* [What is required]:
Every entry below should be transcribed exactly; pictures stay out of the copy.

* [Excerpted data]:
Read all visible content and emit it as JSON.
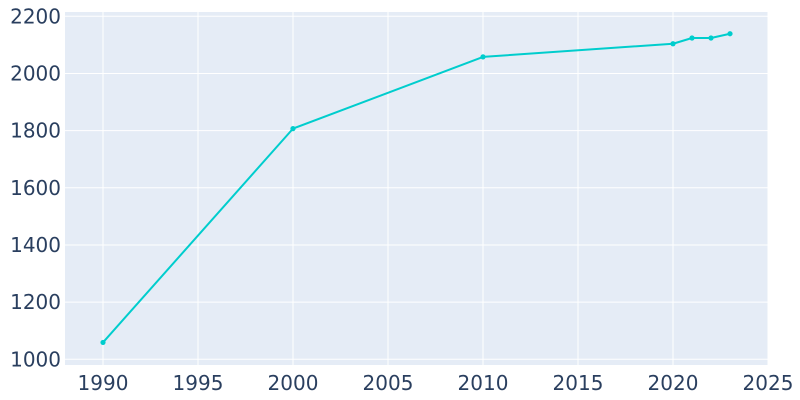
{
  "chart_data": {
    "type": "line",
    "title": "",
    "xlabel": "",
    "ylabel": "",
    "x": [
      1990,
      2000,
      2010,
      2020,
      2021,
      2022,
      2023
    ],
    "series": [
      {
        "values": [
          1059,
          1807,
          2058,
          2104,
          2124,
          2124,
          2139
        ]
      }
    ],
    "xlim": [
      1988,
      2025
    ],
    "ylim": [
      980,
      2215
    ],
    "xticks": [
      1990,
      1995,
      2000,
      2005,
      2010,
      2015,
      2020,
      2025
    ],
    "xtick_labels": [
      "1990",
      "1995",
      "2000",
      "2005",
      "2010",
      "2015",
      "2020",
      "2025"
    ],
    "yticks": [
      1000,
      1200,
      1400,
      1600,
      1800,
      2000,
      2200
    ],
    "ytick_labels": [
      "1000",
      "1200",
      "1400",
      "1600",
      "1800",
      "2000",
      "2200"
    ],
    "grid": true,
    "legend": "none",
    "colors": {
      "plot_background": "#e5ecf6",
      "grid": "#ffffff",
      "line": "#00cdcd",
      "tick_text": "#2a3f5f"
    }
  }
}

* [Exercise result]:
Read all visible content and emit it as JSON.
{
  "chart_data": {
    "type": "line",
    "title": "",
    "xlabel": "",
    "ylabel": "",
    "x": [
      1990,
      2000,
      2010,
      2020,
      2021,
      2022,
      2023
    ],
    "series": [
      {
        "values": [
          1059,
          1807,
          2058,
          2104,
          2124,
          2124,
          2139
        ]
      }
    ],
    "xlim": [
      1988,
      2025
    ],
    "ylim": [
      980,
      2215
    ],
    "xticks": [
      1990,
      1995,
      2000,
      2005,
      2010,
      2015,
      2020,
      2025
    ],
    "xtick_labels": [
      "1990",
      "1995",
      "2000",
      "2005",
      "2010",
      "2015",
      "2020",
      "2025"
    ],
    "yticks": [
      1000,
      1200,
      1400,
      1600,
      1800,
      2000,
      2200
    ],
    "ytick_labels": [
      "1000",
      "1200",
      "1400",
      "1600",
      "1800",
      "2000",
      "2200"
    ],
    "grid": true,
    "legend": "none",
    "colors": {
      "plot_background": "#e5ecf6",
      "grid": "#ffffff",
      "line": "#00cdcd",
      "tick_text": "#2a3f5f"
    }
  }
}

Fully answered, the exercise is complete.